Problem to solve: Transcribe the lines below verbatim, skipping the images.

* START Listed records *

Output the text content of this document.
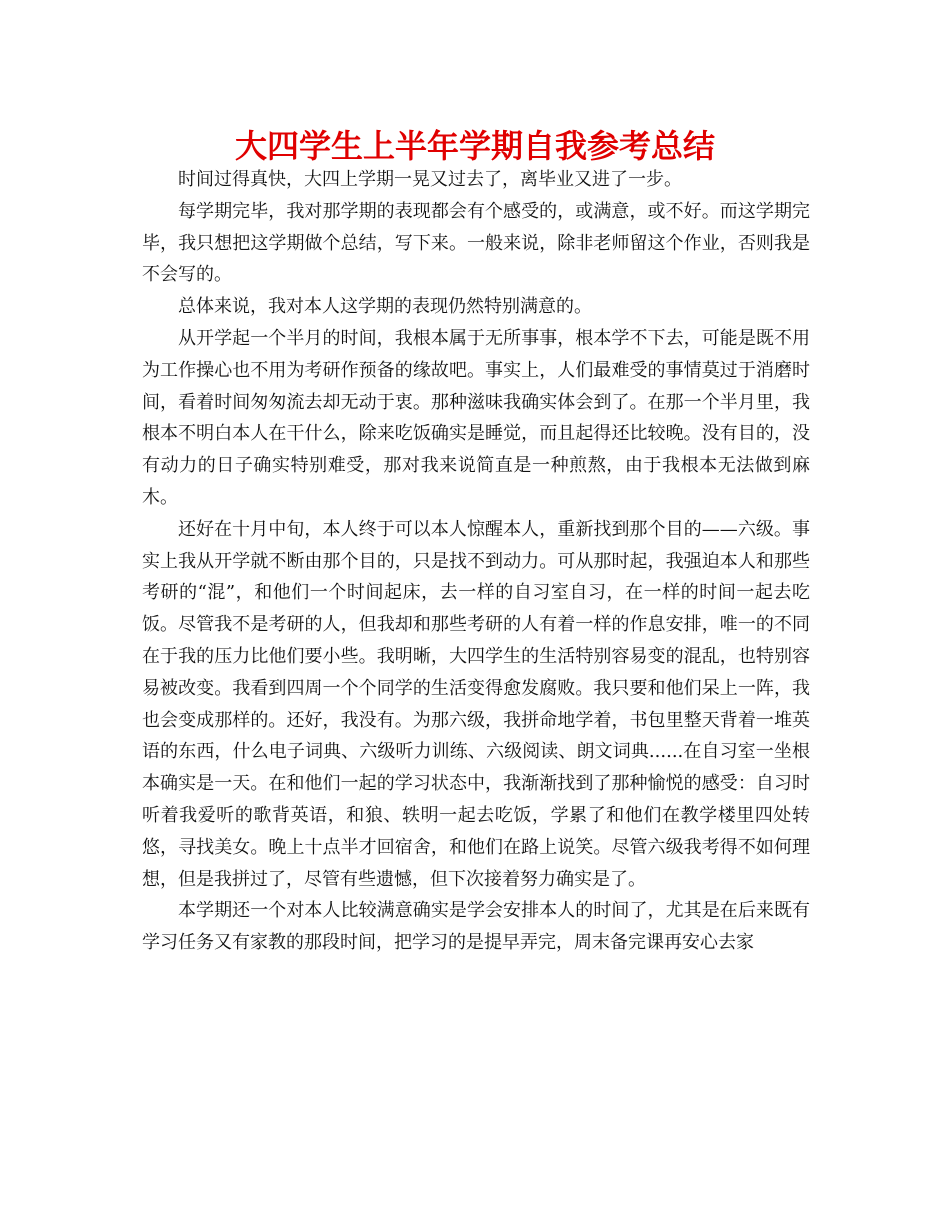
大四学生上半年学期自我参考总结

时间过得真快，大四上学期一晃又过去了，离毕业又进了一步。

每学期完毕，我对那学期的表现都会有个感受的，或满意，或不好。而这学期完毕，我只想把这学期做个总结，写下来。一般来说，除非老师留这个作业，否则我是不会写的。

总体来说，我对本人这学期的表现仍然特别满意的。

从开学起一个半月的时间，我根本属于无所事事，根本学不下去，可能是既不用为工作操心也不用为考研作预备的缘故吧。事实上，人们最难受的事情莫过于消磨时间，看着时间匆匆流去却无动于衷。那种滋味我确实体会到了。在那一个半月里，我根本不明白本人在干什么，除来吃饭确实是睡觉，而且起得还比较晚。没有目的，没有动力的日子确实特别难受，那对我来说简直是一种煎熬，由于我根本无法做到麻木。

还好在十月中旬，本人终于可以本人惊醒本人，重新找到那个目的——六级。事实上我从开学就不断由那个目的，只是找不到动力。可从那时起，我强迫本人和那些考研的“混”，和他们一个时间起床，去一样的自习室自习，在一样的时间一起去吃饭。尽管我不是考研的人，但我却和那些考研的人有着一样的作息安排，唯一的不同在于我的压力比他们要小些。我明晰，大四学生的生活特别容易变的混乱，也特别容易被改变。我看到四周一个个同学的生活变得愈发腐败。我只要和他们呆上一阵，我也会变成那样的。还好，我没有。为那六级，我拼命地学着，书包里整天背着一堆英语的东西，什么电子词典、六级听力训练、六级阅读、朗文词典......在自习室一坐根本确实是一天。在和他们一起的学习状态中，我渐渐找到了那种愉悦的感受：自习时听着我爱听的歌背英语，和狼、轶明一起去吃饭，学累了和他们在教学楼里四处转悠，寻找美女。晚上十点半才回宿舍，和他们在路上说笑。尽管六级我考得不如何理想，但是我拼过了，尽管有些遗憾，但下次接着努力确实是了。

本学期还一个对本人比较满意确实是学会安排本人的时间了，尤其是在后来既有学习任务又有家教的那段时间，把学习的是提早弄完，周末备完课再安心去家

* END Listed records *

Task answer:
Output the text content of this document.
大四学生上半年学期自我参考总结

时间过得真快，大四上学期一晃又过去了，离毕业又进了一步。

每学期完毕，我对那学期的表现都会有个感受的，或满意，或不好。而这学期完毕，我只想把这学期做个总结，写下来。一般来说，除非老师留这个作业，否则我是不会写的。

总体来说，我对本人这学期的表现仍然特别满意的。

从开学起一个半月的时间，我根本属于无所事事，根本学不下去，可能是既不用为工作操心也不用为考研作预备的缘故吧。事实上，人们最难受的事情莫过于消磨时间，看着时间匆匆流去却无动于衷。那种滋味我确实体会到了。在那一个半月里，我根本不明白本人在干什么，除来吃饭确实是睡觉，而且起得还比较晚。没有目的，没有动力的日子确实特别难受，那对我来说简直是一种煎熬，由于我根本无法做到麻木。

还好在十月中旬，本人终于可以本人惊醒本人，重新找到那个目的——六级。事实上我从开学就不断由那个目的，只是找不到动力。可从那时起，我强迫本人和那些考研的“混”，和他们一个时间起床，去一样的自习室自习，在一样的时间一起去吃饭。尽管我不是考研的人，但我却和那些考研的人有着一样的作息安排，唯一的不同在于我的压力比他们要小些。我明晰，大四学生的生活特别容易变的混乱，也特别容易被改变。我看到四周一个个同学的生活变得愈发腐败。我只要和他们呆上一阵，我也会变成那样的。还好，我没有。为那六级，我拼命地学着，书包里整天背着一堆英语的东西，什么电子词典、六级听力训练、六级阅读、朗文词典......在自习室一坐根本确实是一天。在和他们一起的学习状态中，我渐渐找到了那种愉悦的感受：自习时听着我爱听的歌背英语，和狼、轶明一起去吃饭，学累了和他们在教学楼里四处转悠，寻找美女。晚上十点半才回宿舍，和他们在路上说笑。尽管六级我考得不如何理想，但是我拼过了，尽管有些遗憾，但下次接着努力确实是了。

本学期还一个对本人比较满意确实是学会安排本人的时间了，尤其是在后来既有学习任务又有家教的那段时间，把学习的是提早弄完，周末备完课再安心去家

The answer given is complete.